* _INSTRUCTIONS TO FOLLOW_
Write out each line that follows exactly as it stands, without the pictures.

* _RECORDS SUPPLIED_
━━━━

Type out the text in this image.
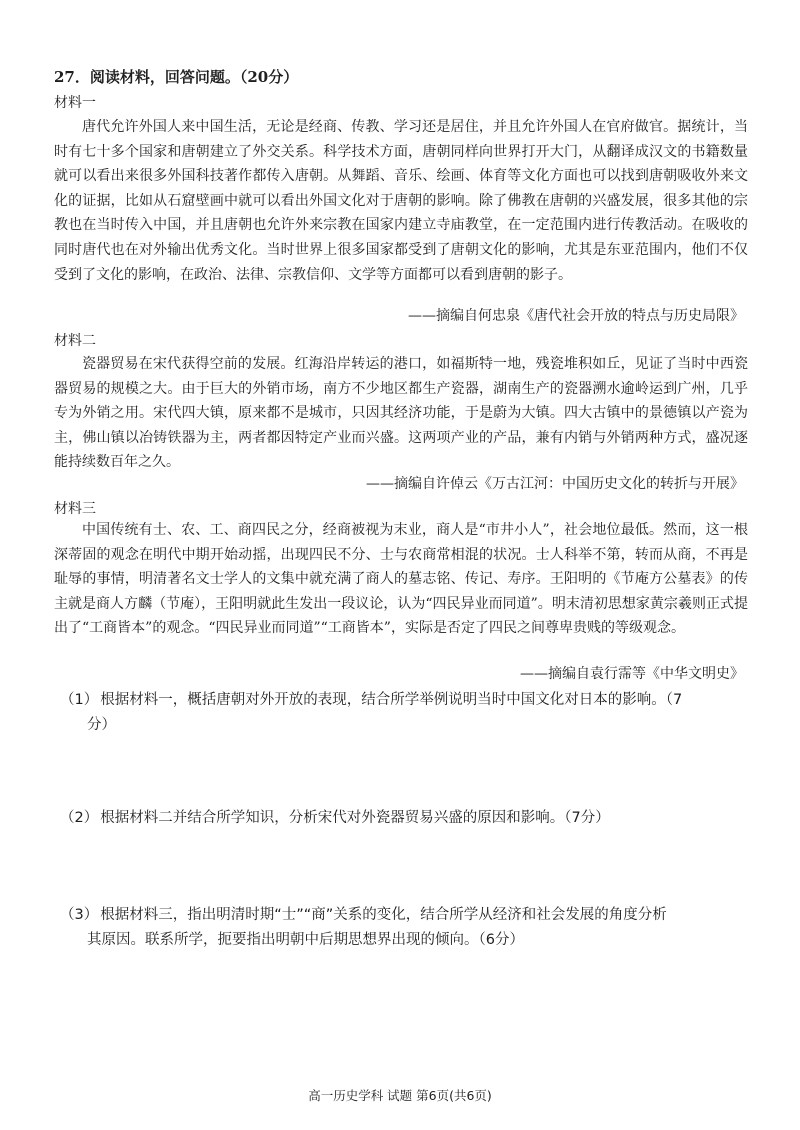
27．阅读材料，回答问题。（20分）
材料一

唐代允许外国人来中国生活，无论是经商、传教、学习还是居住，并且允许外国人在官府做官。据统计，当时有七十多个国家和唐朝建立了外交关系。科学技术方面，唐朝同样向世界打开大门，从翻译成汉文的书籍数量就可以看出来很多外国科技著作都传入唐朝。从舞蹈、音乐、绘画、体育等文化方面也可以找到唐朝吸收外来文化的证据，比如从石窟壁画中就可以看出外国文化对于唐朝的影响。除了佛教在唐朝的兴盛发展，很多其他的宗教也在当时传入中国，并且唐朝也允许外来宗教在国家内建立寺庙教堂，在一定范围内进行传教活动。在吸收的同时唐代也在对外输出优秀文化。当时世界上很多国家都受到了唐朝文化的影响，尤其是东亚范围内，他们不仅受到了文化的影响，在政治、法律、宗教信仰、文学等方面都可以看到唐朝的影子。

——摘编自何忠泉《唐代社会开放的特点与历史局限》
材料二

瓷器贸易在宋代获得空前的发展。红海沿岸转运的港口，如福斯特一地，残瓷堆积如丘，见证了当时中西瓷器贸易的规模之大。由于巨大的外销市场，南方不少地区都生产瓷器，湖南生产的瓷器溯水逾岭运到广州，几乎专为外销之用。宋代四大镇，原来都不是城市，只因其经济功能，于是蔚为大镇。四大古镇中的景德镇以产瓷为主，佛山镇以冶铸铁器为主，两者都因特定产业而兴盛。这两项产业的产品，兼有内销与外销两种方式，盛况逐能持续数百年之久。

——摘编自许倬云《万古江河：中国历史文化的转折与开展》
材料三

中国传统有士、农、工、商四民之分，经商被视为末业，商人是“市井小人”，社会地位最低。然而，这一根深蒂固的观念在明代中期开始动摇，出现四民不分、士与农商常相混的状况。士人科举不第，转而从商，不再是耻辱的事情，明清著名文士学人的文集中就充满了商人的墓志铭、传记、寿序。王阳明的《节庵方公墓表》的传主就是商人方麟（节庵），王阳明就此生发出一段议论，认为“四民异业而同道”。明末清初思想家黄宗羲则正式提出了“工商皆本”的观念。“四民异业而同道”“工商皆本”，实际是否定了四民之间尊卑贵贱的等级观念。

——摘编自袁行霈等《中华文明史》

（1） 根据材料一，概括唐朝对外开放的表现，结合所学举例说明当时中国文化对日本的影响。（7
分）

（2） 根据材料二并结合所学知识，分析宋代对外瓷器贸易兴盛的原因和影响。（7分）

（3） 根据材料三，指出明清时期“士”“商”关系的变化，结合所学从经济和社会发展的角度分析
其原因。联系所学，扼要指出明朝中后期思想界出现的倾向。（6分）

高一历史学科 试题 第6页(共6页)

━━━━

* _PROBLEM SOLUTION_
Type out the text in this image.
27．阅读材料，回答问题。（20分）
材料一

唐代允许外国人来中国生活，无论是经商、传教、学习还是居住，并且允许外国人在官府做官。据统计，当时有七十多个国家和唐朝建立了外交关系。科学技术方面，唐朝同样向世界打开大门，从翻译成汉文的书籍数量就可以看出来很多外国科技著作都传入唐朝。从舞蹈、音乐、绘画、体育等文化方面也可以找到唐朝吸收外来文化的证据，比如从石窟壁画中就可以看出外国文化对于唐朝的影响。除了佛教在唐朝的兴盛发展，很多其他的宗教也在当时传入中国，并且唐朝也允许外来宗教在国家内建立寺庙教堂，在一定范围内进行传教活动。在吸收的同时唐代也在对外输出优秀文化。当时世界上很多国家都受到了唐朝文化的影响，尤其是东亚范围内，他们不仅受到了文化的影响，在政治、法律、宗教信仰、文学等方面都可以看到唐朝的影子。

——摘编自何忠泉《唐代社会开放的特点与历史局限》
材料二

瓷器贸易在宋代获得空前的发展。红海沿岸转运的港口，如福斯特一地，残瓷堆积如丘，见证了当时中西瓷器贸易的规模之大。由于巨大的外销市场，南方不少地区都生产瓷器，湖南生产的瓷器溯水逾岭运到广州，几乎专为外销之用。宋代四大镇，原来都不是城市，只因其经济功能，于是蔚为大镇。四大古镇中的景德镇以产瓷为主，佛山镇以冶铸铁器为主，两者都因特定产业而兴盛。这两项产业的产品，兼有内销与外销两种方式，盛况逐能持续数百年之久。

——摘编自许倬云《万古江河：中国历史文化的转折与开展》
材料三

中国传统有士、农、工、商四民之分，经商被视为末业，商人是“市井小人”，社会地位最低。然而，这一根深蒂固的观念在明代中期开始动摇，出现四民不分、士与农商常相混的状况。士人科举不第，转而从商，不再是耻辱的事情，明清著名文士学人的文集中就充满了商人的墓志铭、传记、寿序。王阳明的《节庵方公墓表》的传主就是商人方麟（节庵），王阳明就此生发出一段议论，认为“四民异业而同道”。明末清初思想家黄宗羲则正式提出了“工商皆本”的观念。“四民异业而同道”“工商皆本”，实际是否定了四民之间尊卑贵贱的等级观念。

——摘编自袁行霈等《中华文明史》

（1） 根据材料一，概括唐朝对外开放的表现，结合所学举例说明当时中国文化对日本的影响。（7
分）

（2） 根据材料二并结合所学知识，分析宋代对外瓷器贸易兴盛的原因和影响。（7分）

（3） 根据材料三，指出明清时期“士”“商”关系的变化，结合所学从经济和社会发展的角度分析
其原因。联系所学，扼要指出明朝中后期思想界出现的倾向。（6分）

高一历史学科 试题 第6页(共6页)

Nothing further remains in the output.